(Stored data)
"""
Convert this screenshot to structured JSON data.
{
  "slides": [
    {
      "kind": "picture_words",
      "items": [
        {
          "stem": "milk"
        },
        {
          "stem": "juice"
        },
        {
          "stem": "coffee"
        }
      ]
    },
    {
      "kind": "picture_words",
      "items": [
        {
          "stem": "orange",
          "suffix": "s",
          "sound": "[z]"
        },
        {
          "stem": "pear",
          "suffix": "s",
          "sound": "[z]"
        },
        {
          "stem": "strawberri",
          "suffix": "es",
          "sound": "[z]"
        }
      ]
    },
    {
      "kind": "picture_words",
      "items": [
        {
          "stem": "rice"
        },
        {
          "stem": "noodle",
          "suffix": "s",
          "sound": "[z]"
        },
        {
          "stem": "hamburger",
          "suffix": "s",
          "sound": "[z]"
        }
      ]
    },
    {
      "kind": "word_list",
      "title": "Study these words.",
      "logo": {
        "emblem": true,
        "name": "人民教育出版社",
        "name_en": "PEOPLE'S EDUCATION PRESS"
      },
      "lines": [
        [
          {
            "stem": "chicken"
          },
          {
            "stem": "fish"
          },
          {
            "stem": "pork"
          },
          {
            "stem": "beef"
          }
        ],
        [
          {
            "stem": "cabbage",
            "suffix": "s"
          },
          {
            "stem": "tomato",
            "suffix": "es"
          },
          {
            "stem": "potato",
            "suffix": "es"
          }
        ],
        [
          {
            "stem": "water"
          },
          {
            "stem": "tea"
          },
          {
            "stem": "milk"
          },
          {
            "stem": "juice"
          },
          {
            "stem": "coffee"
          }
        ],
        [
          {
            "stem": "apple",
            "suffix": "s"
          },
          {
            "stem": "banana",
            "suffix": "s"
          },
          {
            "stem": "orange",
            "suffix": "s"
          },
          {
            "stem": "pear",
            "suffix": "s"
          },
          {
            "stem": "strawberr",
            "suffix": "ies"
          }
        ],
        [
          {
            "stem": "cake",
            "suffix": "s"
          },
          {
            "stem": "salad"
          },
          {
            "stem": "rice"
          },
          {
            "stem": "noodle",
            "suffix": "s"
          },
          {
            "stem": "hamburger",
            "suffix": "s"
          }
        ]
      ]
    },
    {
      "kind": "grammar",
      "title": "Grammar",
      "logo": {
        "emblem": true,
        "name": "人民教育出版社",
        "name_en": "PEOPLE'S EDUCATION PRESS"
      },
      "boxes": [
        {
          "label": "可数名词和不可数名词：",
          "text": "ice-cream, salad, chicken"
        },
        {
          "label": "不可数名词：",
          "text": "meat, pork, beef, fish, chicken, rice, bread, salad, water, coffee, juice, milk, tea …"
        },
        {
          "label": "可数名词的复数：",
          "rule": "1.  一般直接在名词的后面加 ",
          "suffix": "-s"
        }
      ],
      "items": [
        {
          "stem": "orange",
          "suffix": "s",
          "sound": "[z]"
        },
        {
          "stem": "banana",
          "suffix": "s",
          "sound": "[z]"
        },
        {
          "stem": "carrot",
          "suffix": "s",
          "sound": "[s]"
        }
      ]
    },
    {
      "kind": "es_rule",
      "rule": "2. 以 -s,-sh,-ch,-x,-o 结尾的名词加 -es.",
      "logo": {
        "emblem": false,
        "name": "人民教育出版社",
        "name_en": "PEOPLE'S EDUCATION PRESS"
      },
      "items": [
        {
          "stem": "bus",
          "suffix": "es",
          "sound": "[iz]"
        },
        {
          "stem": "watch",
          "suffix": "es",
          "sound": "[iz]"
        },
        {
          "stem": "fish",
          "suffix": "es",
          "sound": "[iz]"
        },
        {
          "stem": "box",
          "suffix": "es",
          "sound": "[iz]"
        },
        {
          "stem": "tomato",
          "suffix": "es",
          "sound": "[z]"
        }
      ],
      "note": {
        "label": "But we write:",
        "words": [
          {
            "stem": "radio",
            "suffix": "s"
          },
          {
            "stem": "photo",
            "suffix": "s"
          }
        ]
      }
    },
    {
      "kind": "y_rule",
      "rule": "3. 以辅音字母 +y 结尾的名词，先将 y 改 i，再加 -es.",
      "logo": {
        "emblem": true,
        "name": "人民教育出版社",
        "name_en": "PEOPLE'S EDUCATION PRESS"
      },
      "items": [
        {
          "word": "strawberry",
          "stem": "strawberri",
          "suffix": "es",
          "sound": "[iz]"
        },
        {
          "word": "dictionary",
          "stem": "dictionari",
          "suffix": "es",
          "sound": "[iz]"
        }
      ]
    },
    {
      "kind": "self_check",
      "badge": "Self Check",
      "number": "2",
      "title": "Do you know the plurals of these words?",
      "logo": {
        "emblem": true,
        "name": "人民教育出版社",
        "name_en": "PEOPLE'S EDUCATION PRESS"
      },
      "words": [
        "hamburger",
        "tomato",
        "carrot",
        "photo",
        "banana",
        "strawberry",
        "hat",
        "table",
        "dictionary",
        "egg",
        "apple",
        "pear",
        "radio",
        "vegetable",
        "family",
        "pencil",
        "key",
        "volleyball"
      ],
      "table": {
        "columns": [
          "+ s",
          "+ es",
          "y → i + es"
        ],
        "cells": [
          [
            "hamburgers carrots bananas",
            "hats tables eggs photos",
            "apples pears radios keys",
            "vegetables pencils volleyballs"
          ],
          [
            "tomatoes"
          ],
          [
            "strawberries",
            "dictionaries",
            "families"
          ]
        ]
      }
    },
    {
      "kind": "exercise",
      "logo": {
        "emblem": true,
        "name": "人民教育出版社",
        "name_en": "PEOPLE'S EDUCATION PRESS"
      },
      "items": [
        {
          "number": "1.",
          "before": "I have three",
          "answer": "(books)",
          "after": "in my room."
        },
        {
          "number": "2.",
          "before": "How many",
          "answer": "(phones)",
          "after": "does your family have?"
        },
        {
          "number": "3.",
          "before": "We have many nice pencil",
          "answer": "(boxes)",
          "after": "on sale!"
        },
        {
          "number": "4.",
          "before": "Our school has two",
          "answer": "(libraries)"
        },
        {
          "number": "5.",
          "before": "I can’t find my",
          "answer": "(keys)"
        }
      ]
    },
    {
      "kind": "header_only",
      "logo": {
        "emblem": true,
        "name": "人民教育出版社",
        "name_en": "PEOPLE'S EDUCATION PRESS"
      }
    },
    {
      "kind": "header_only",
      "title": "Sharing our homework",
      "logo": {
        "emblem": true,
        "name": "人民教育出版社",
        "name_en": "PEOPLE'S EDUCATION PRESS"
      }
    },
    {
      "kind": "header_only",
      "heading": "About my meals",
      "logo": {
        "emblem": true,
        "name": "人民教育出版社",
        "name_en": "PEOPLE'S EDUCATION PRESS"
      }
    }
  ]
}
"""
== Directions ==
Check each line above for the string "juice" and show the ones that have it.

== Final result ==
          "stem": "juice"
            "stem": "juice"
          "text": "meat, pork, beef, fish, chicken, rice, bread, salad, water, coffee, juice, milk, tea …"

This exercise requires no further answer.